Dataset excerpts:
┄┄┄┄┄┄

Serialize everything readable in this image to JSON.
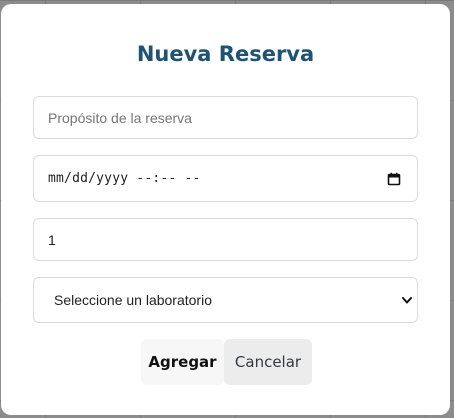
{
  "modal": {
    "title": "Nueva Reserva",
    "fields": {
      "purpose": {
        "placeholder": "Propósito de la reserva",
        "value": ""
      },
      "datetime": {
        "display": "mm/dd/yyyy --:-- --"
      },
      "count": {
        "value": "1"
      },
      "lab": {
        "selected": "Seleccione un laboratorio"
      }
    },
    "buttons": {
      "add_label": "Agregar",
      "cancel_label": "Cancelar"
    }
  },
  "icons": {
    "datetime": "calendar-icon",
    "select": "chevron-down-icon"
  }
}
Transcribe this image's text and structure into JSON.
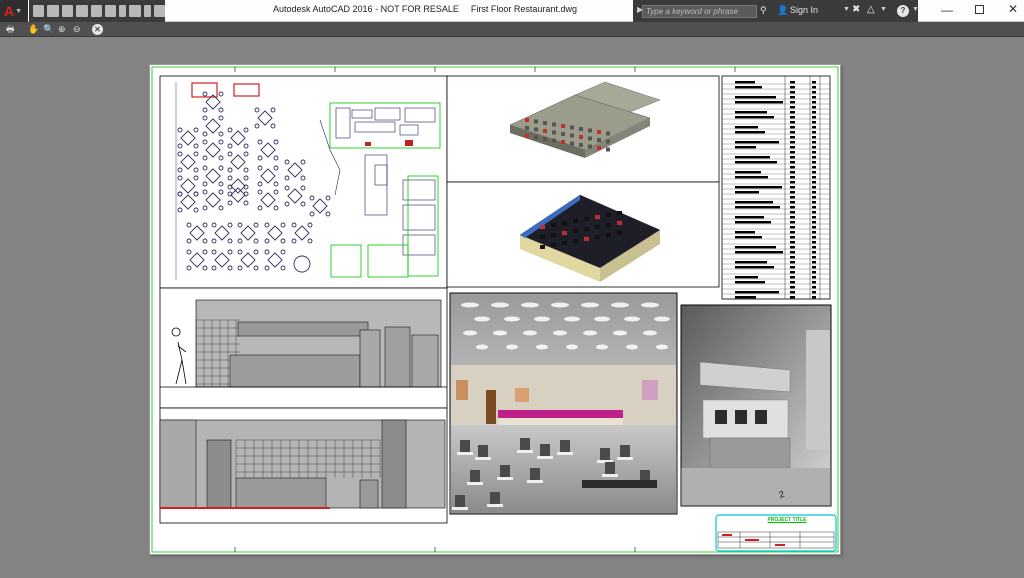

┄┄┄┄┄┄

Give every record back exactly as it reads, with no images.

**Task response:**
Serialize everything readable in this image to JSON.
{
  "modal": {
    "title": "Nueva Reserva",
    "fields": {
      "purpose": {
        "placeholder": "Propósito de la reserva",
        "value": ""
      },
      "datetime": {
        "display": "mm/dd/yyyy --:-- --"
      },
      "count": {
        "value": "1"
      },
      "lab": {
        "selected": "Seleccione un laboratorio"
      }
    },
    "buttons": {
      "add_label": "Agregar",
      "cancel_label": "Cancelar"
    }
  },
  "icons": {
    "datetime": "calendar-icon",
    "select": "chevron-down-icon"
  }
}
Transcribe this image's text and structure into JSON.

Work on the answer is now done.